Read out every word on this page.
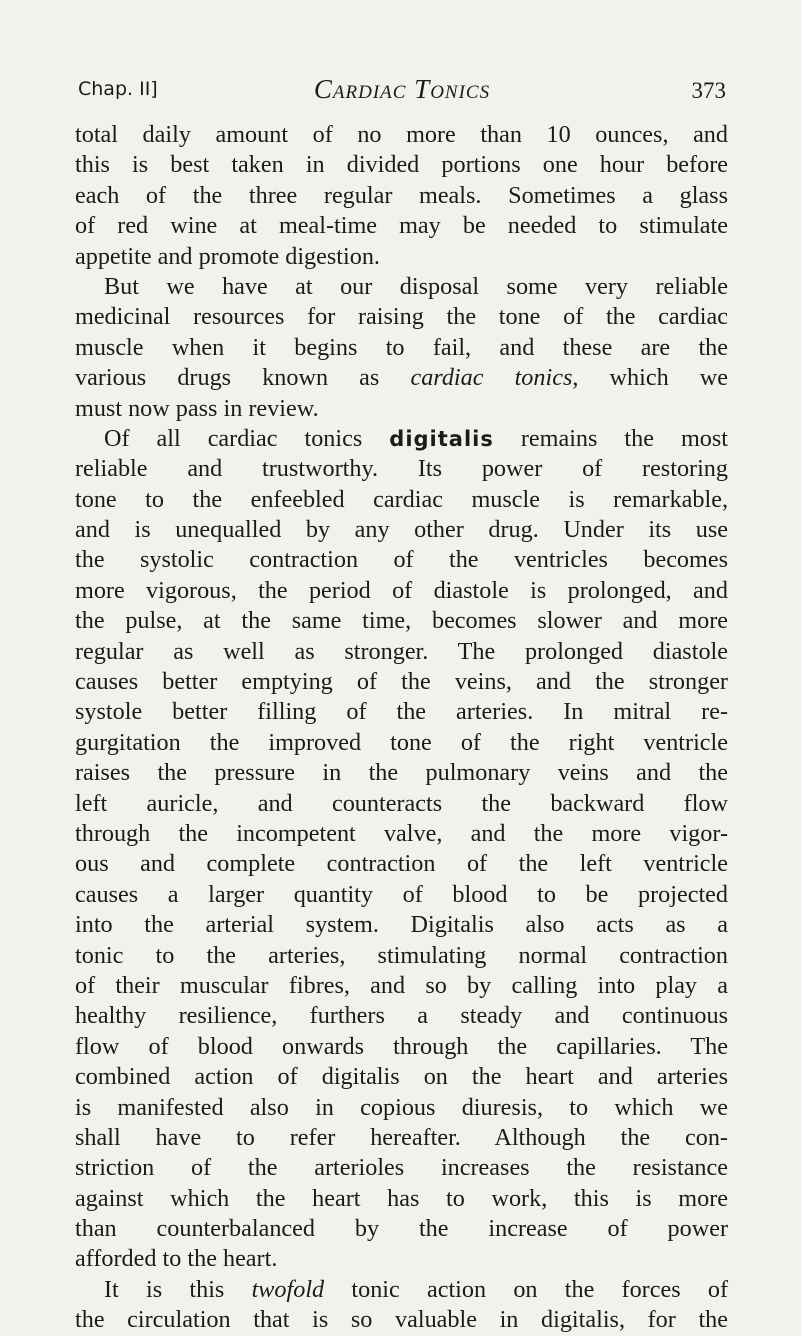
Chap. II]	Cardiac Tonics	373
total daily amount of no more than 10 ounces, and
this is best taken in divided portions one hour before
each of the three regular meals. Sometimes a glass
of red wine at meal-time may be needed to stimulate
appetite and promote digestion.
But we have at our disposal some very reliable
medicinal resources for raising the tone of the cardiac
muscle when it begins to fail, and these are the
various drugs known as cardiac tonics, which we
must now pass in review.
Of all cardiac tonics digitalis remains the most
reliable and trustworthy. Its power of restoring
tone to the enfeebled cardiac muscle is remarkable,
and is unequalled by any other drug. Under its use
the systolic contraction of the ventricles becomes
more vigorous, the period of diastole is prolonged, and
the pulse, at the same time, becomes slower and more
regular as well as stronger. The prolonged diastole
causes better emptying of the veins, and the stronger
systole better filling of the arteries. In mitral re-
gurgitation the improved tone of the right ventricle
raises the pressure in the pulmonary veins and the
left auricle, and counteracts the backward flow
through the incompetent valve, and the more vigor-
ous and complete contraction of the left ventricle
causes a larger quantity of blood to be projected
into the arterial system. Digitalis also acts as a
tonic to the arteries, stimulating normal contraction
of their muscular fibres, and so by calling into play a
healthy resilience, furthers a steady and continuous
flow of blood onwards through the capillaries. The
combined action of digitalis on the heart and arteries
is manifested also in copious diuresis, to which we
shall have to refer hereafter. Although the con-
striction of the arterioles increases the resistance
against which the heart has to work, this is more
than counterbalanced by the increase of power
afforded to the heart.
It is this twofold tonic action on the forces of
the circulation that is so valuable in digitalis, for the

* * * * *

# Given exercise:
Tell how many lines of the records above hold the string "more". Give no other text.

# Result for this task:
5